== DATA PROVIDED ==

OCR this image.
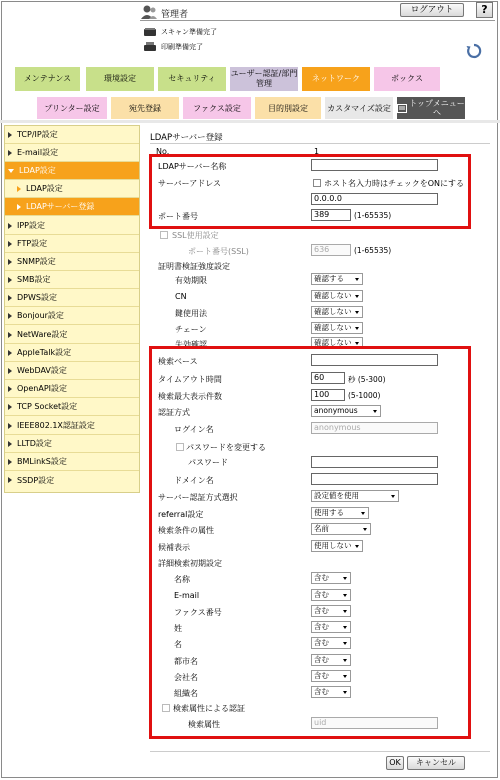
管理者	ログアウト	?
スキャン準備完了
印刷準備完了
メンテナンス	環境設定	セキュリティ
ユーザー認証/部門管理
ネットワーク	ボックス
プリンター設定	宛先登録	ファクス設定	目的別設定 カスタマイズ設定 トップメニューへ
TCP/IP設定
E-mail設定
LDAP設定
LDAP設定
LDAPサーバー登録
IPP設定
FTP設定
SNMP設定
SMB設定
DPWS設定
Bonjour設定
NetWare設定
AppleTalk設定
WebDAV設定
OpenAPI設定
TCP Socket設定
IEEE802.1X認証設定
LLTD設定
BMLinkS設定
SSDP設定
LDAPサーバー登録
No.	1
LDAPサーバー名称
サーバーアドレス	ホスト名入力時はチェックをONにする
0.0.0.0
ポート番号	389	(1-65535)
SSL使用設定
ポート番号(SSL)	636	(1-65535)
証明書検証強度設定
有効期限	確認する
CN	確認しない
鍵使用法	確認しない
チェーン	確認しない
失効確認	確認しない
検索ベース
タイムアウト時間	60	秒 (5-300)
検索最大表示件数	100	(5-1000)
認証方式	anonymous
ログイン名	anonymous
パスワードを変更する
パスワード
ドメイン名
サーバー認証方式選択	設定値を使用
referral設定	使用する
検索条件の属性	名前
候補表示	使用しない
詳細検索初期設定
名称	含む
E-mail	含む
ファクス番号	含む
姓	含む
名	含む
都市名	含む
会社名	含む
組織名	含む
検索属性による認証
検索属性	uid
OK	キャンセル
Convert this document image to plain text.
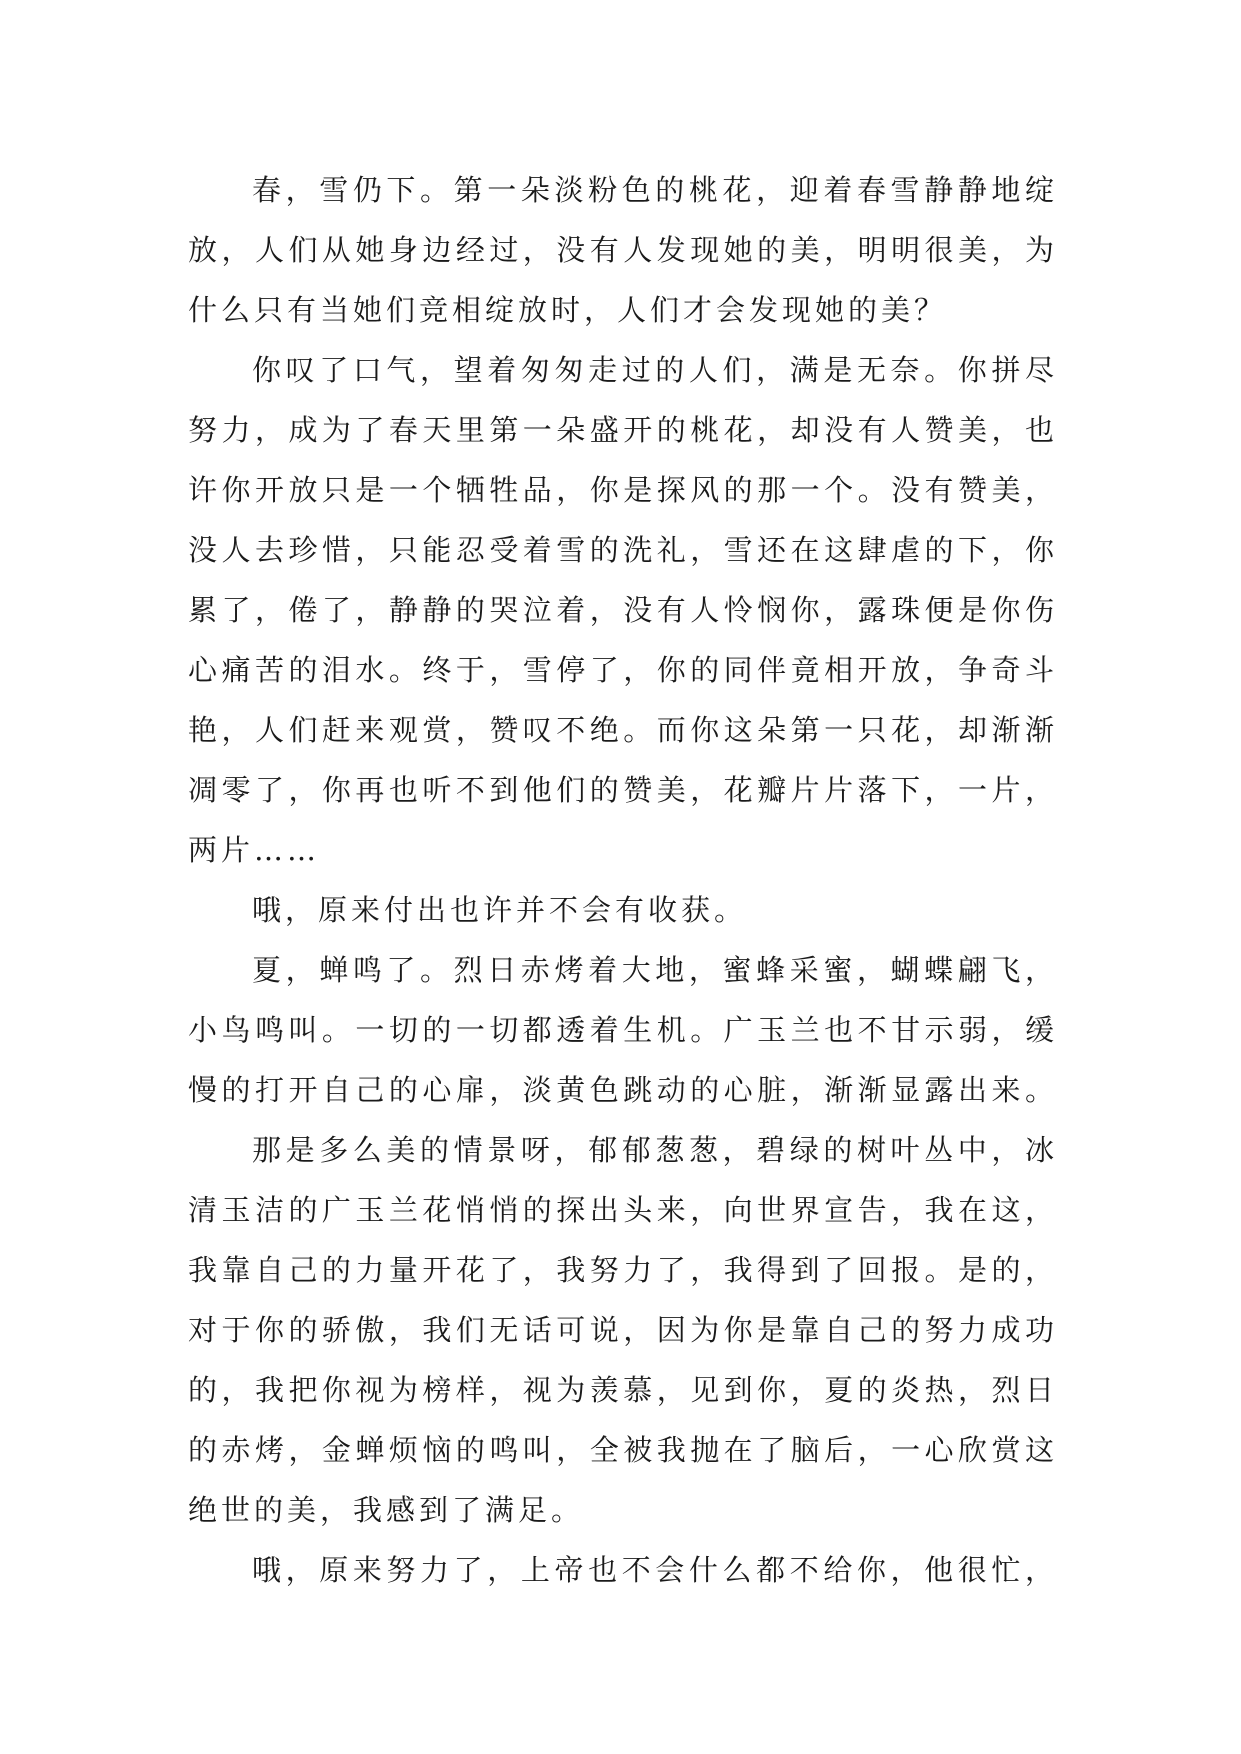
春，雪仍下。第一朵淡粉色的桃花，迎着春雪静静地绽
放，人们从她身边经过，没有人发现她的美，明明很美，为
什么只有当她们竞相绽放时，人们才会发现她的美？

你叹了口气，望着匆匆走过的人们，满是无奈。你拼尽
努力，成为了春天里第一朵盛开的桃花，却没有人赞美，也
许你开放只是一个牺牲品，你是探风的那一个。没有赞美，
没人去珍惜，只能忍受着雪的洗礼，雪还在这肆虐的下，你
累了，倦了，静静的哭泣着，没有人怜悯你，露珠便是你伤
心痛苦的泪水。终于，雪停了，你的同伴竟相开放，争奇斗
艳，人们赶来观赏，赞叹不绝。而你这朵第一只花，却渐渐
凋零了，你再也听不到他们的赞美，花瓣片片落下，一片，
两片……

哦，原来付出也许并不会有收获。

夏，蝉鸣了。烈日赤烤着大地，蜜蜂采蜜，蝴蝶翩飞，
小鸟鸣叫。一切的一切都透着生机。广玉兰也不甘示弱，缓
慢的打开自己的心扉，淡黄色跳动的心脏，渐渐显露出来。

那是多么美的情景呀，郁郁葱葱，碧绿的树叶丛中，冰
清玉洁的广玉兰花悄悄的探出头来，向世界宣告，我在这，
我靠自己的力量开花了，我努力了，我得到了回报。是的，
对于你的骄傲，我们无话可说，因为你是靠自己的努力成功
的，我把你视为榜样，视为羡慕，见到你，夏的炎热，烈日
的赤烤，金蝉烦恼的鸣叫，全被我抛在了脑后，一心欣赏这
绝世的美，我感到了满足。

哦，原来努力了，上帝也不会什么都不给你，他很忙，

===

=== WHAT IS REQUIRED ===
Reply with only the number of lines in the material above where the string "this" appears.

=== RIGHT ANSWER ===
2